#### JOB:
Copy out the records below word for word, starting with the line that contains "staticText: ACCOUNTS [188,209,207,214]" and continuing through the line that contains "staticText: Main (VZW", with both of those lines included.
┌─ DATA SUPPLIED
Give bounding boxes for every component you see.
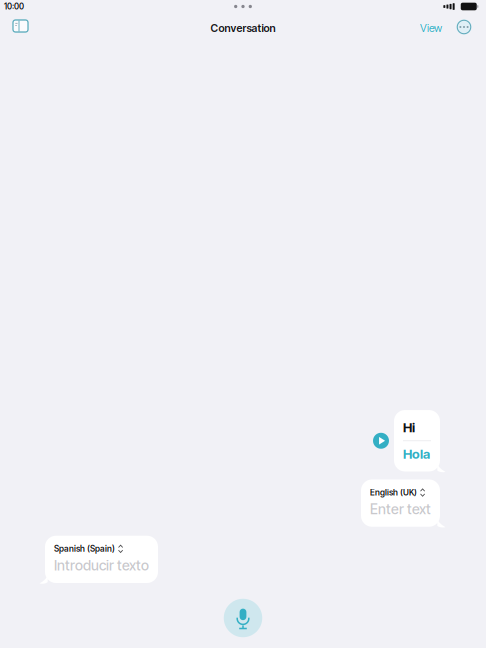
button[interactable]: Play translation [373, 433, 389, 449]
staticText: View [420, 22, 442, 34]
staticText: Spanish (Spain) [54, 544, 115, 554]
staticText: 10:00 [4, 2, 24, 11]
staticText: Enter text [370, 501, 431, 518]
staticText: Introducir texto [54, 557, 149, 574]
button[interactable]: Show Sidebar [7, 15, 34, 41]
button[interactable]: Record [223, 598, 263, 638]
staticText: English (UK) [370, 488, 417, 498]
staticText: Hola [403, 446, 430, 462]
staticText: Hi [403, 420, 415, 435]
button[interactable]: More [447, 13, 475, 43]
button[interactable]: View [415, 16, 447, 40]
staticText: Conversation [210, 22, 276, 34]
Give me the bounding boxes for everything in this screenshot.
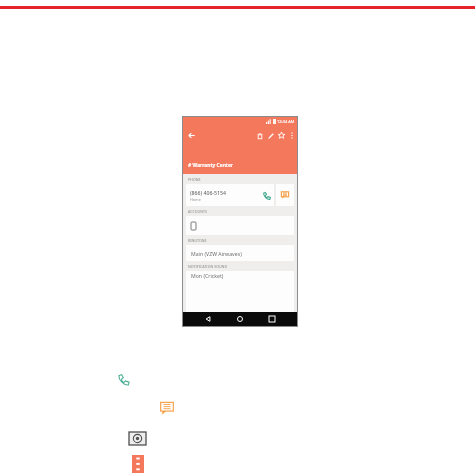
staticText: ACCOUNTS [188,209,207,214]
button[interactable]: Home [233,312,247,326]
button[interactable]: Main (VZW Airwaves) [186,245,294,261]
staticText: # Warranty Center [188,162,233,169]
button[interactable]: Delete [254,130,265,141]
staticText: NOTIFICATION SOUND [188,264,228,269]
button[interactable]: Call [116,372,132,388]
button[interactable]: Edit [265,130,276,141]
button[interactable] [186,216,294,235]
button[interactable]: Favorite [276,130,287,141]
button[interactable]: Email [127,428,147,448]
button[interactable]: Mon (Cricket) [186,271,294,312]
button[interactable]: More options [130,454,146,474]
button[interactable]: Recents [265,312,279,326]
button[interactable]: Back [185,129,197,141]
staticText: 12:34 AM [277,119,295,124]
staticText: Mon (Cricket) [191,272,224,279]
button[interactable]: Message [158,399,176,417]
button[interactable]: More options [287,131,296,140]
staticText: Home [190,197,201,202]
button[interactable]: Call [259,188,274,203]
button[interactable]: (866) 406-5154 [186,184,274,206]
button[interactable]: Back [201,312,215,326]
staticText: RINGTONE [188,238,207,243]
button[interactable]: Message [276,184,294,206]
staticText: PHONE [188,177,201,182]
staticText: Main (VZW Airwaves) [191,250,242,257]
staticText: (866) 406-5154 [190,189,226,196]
└─
#### EXERCISE ANSWER:
staticText: ACCOUNTS [188,209,207,214]
button[interactable]: Home [233,312,247,326]
button[interactable]: Main (VZW Airwaves) [186,245,294,261]
staticText: # Warranty Center [188,162,233,169]
button[interactable]: Delete [254,130,265,141]
staticText: NOTIFICATION SOUND [188,264,228,269]
button[interactable]: Call [116,372,132,388]
button[interactable]: Edit [265,130,276,141]
button[interactable] [186,216,294,235]
button[interactable]: Favorite [276,130,287,141]
button[interactable]: Email [127,428,147,448]
button[interactable]: Mon (Cricket) [186,271,294,312]
button[interactable]: More options [130,454,146,474]
button[interactable]: Recents [265,312,279,326]
button[interactable]: Back [185,129,197,141]
staticText: 12:34 AM [277,119,295,124]
staticText: Mon (Cricket) [191,272,224,279]
button[interactable]: Message [158,399,176,417]
button[interactable]: More options [287,131,296,140]
staticText: Home [190,197,201,202]
button[interactable]: Call [259,188,274,203]
button[interactable]: (866) 406-5154 [186,184,274,206]
button[interactable]: Back [201,312,215,326]
staticText: RINGTONE [188,238,207,243]
button[interactable]: Message [276,184,294,206]
staticText: PHONE [188,177,201,182]
staticText: Main (VZW Airwaves) [191,250,242,257]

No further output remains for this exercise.